### Goal:
Search the data below for "this"; list each line that holds it.

### Data excerpts:

********

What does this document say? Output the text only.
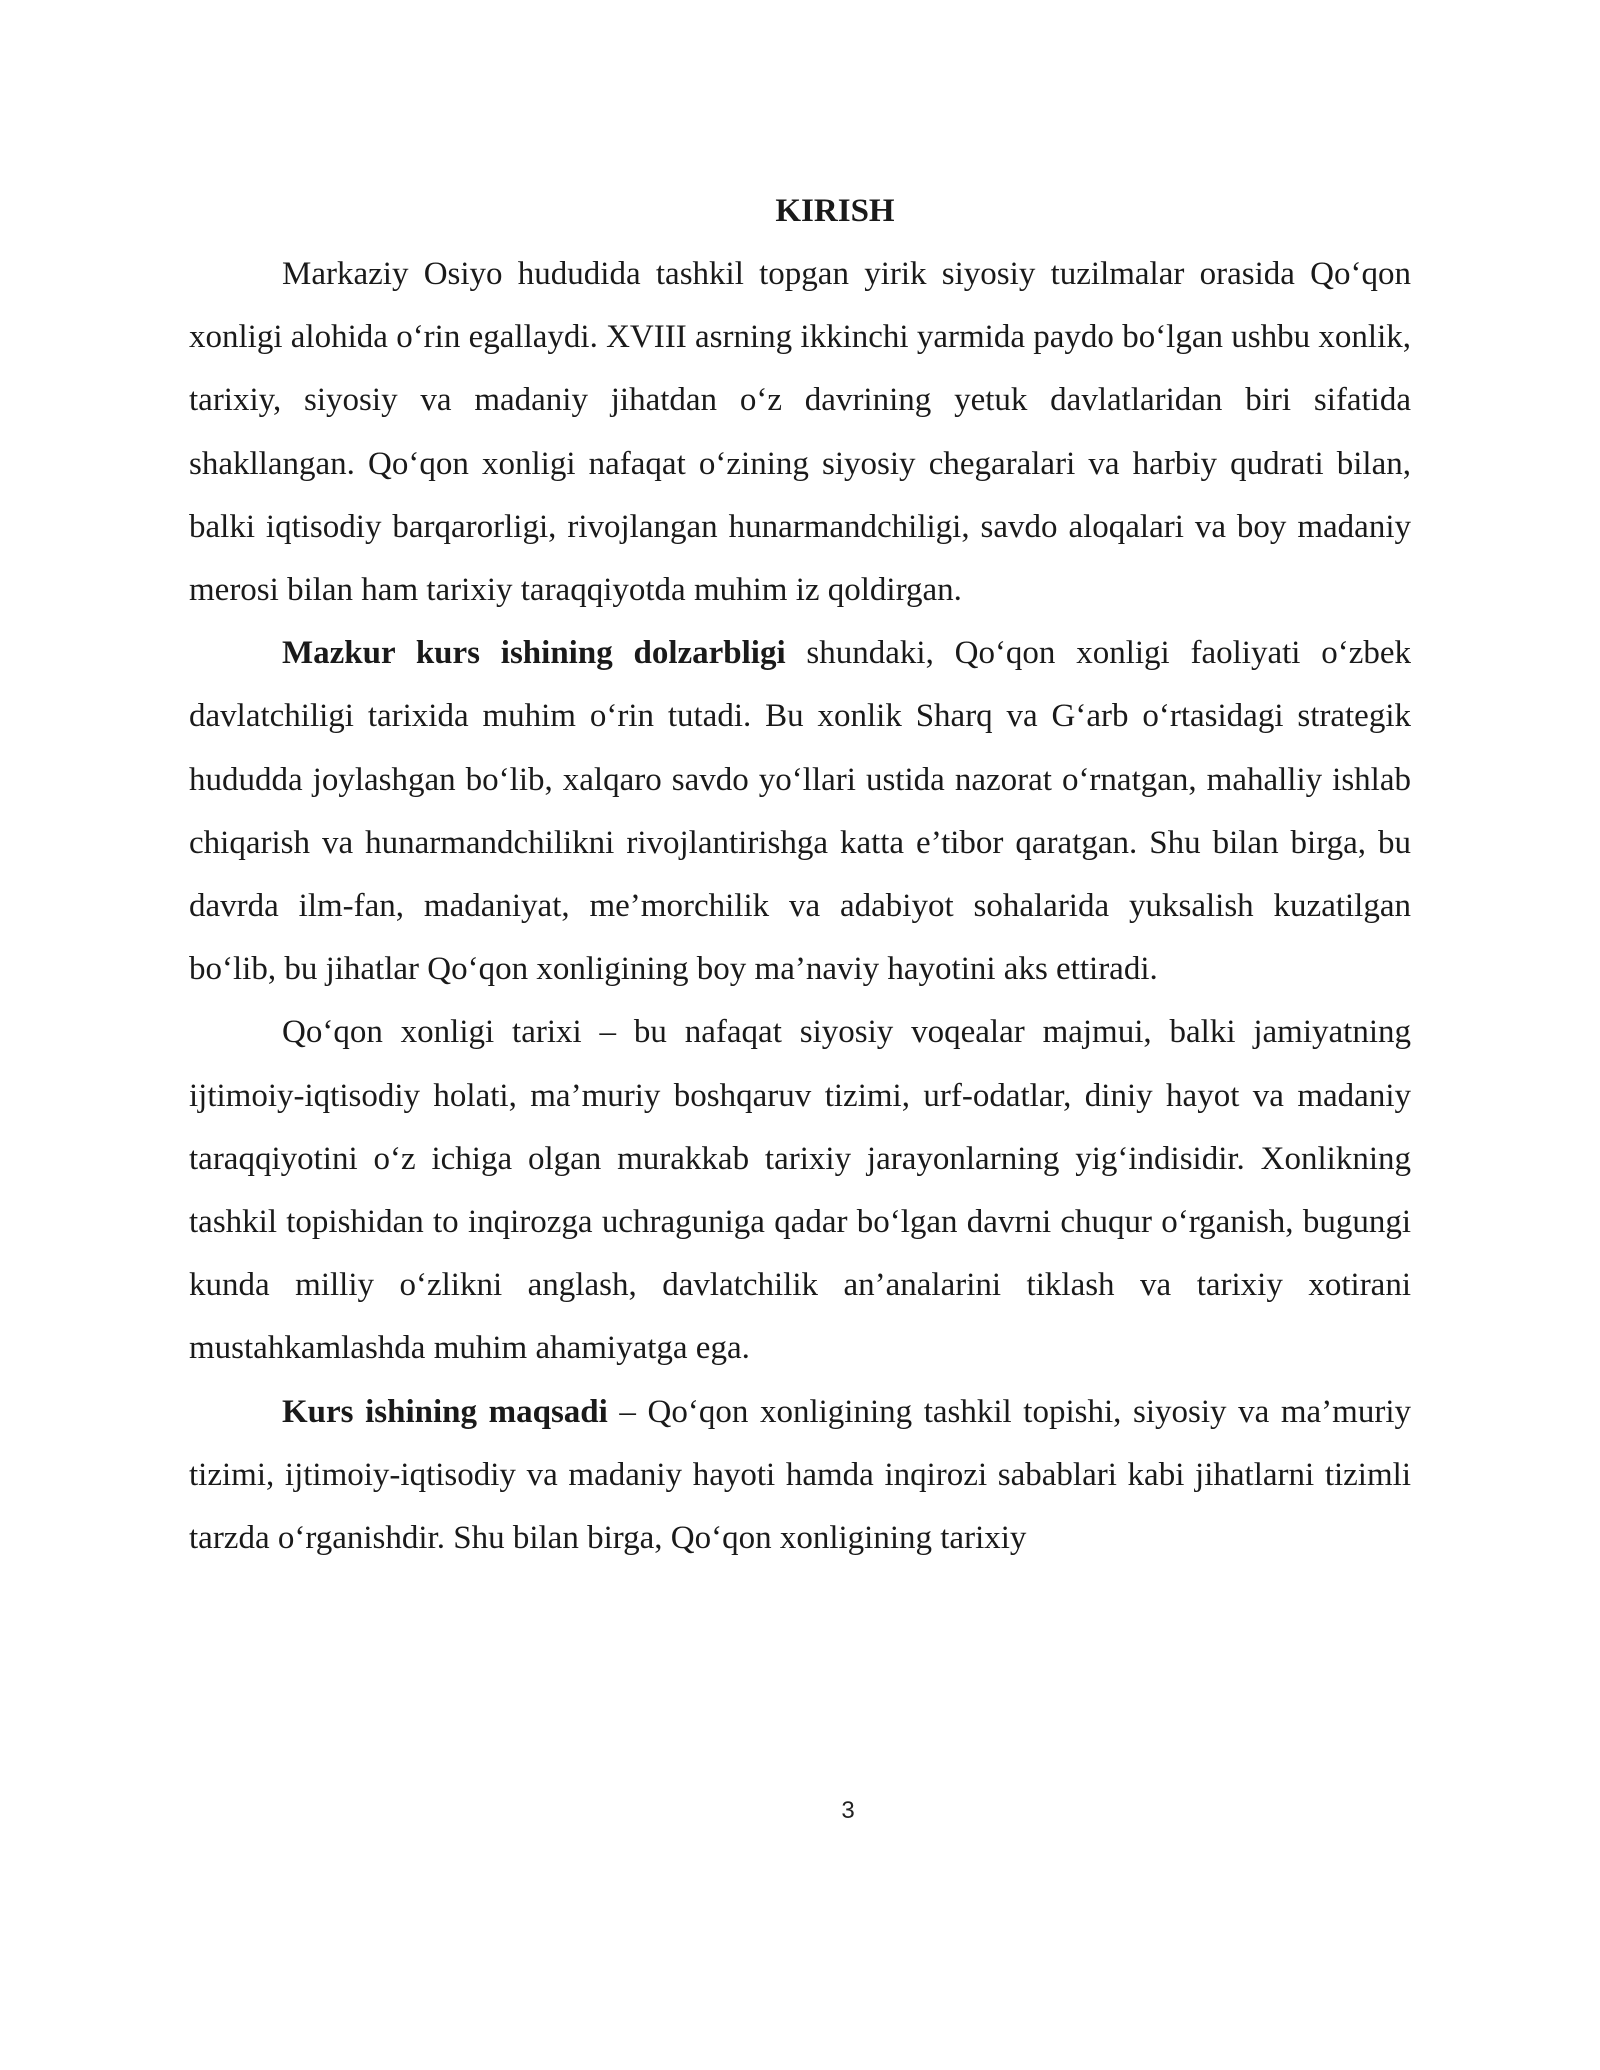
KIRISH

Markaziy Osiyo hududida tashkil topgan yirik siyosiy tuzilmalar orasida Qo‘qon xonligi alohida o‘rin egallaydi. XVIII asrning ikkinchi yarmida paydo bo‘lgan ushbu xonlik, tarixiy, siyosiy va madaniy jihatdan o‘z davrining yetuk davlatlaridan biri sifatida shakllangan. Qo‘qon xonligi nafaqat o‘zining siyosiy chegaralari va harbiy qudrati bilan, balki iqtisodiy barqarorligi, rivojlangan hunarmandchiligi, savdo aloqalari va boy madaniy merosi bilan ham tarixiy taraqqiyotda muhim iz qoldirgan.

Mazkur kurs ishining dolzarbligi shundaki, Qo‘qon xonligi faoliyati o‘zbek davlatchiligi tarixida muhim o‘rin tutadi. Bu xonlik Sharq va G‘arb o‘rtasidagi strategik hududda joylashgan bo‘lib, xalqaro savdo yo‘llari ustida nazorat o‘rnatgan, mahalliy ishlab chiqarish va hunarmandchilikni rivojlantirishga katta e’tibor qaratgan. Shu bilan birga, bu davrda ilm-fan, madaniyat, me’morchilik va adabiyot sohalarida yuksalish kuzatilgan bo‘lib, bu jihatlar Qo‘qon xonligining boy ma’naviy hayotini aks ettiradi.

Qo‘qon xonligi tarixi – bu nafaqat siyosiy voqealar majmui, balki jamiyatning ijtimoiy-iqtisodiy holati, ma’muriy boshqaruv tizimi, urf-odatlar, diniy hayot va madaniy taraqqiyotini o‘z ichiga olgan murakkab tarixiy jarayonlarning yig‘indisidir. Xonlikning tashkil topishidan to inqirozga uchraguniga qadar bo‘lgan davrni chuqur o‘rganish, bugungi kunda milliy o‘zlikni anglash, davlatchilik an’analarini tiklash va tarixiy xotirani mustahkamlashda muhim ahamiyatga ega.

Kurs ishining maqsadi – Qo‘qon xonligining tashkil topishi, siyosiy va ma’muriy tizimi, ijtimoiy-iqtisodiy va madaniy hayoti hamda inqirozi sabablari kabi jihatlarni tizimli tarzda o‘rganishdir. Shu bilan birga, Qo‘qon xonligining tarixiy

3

********

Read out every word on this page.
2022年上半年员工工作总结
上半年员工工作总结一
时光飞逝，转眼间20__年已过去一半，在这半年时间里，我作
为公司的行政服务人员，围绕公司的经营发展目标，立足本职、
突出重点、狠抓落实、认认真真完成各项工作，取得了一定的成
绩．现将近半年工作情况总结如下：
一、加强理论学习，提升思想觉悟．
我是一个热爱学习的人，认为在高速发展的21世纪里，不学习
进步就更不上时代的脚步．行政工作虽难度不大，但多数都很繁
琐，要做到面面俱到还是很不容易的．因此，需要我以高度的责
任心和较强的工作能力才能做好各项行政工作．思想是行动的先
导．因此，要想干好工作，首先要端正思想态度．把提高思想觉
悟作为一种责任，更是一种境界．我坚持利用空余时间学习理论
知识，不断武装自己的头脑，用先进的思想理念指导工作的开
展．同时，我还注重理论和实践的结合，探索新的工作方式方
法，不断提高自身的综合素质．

********

### Solution:
What does this document say? Output the text only.
Read out every word on this page.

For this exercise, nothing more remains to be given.